THE PROBLEM: Reproduce the following entries verbatim, line for line.

PROVIDED ENTRIES:
--------------------------------

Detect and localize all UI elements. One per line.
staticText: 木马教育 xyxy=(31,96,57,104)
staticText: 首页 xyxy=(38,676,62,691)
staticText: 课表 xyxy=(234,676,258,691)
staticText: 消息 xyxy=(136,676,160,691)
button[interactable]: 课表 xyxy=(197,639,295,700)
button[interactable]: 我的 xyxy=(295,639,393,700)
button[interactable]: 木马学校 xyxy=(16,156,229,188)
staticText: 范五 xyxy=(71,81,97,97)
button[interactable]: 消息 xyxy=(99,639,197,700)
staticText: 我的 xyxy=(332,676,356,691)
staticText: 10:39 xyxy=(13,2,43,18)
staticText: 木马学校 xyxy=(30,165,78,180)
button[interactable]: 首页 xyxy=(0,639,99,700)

--------------------------------

RESULT FOR THIS TASK:
Detect and localize all UI elements. One per line.
staticText: 木马教育 xyxy=(31,96,57,104)
staticText: 首页 xyxy=(38,676,62,691)
staticText: 课表 xyxy=(234,676,258,691)
staticText: 消息 xyxy=(136,676,160,691)
button[interactable]: 课表 xyxy=(197,639,295,700)
button[interactable]: 我的 xyxy=(295,639,393,700)
button[interactable]: 木马学校 xyxy=(16,156,229,188)
staticText: 范五 xyxy=(71,81,97,97)
button[interactable]: 消息 xyxy=(99,639,197,700)
staticText: 我的 xyxy=(332,676,356,691)
staticText: 10:39 xyxy=(13,2,43,18)
staticText: 木马学校 xyxy=(30,165,78,180)
button[interactable]: 首页 xyxy=(0,639,99,700)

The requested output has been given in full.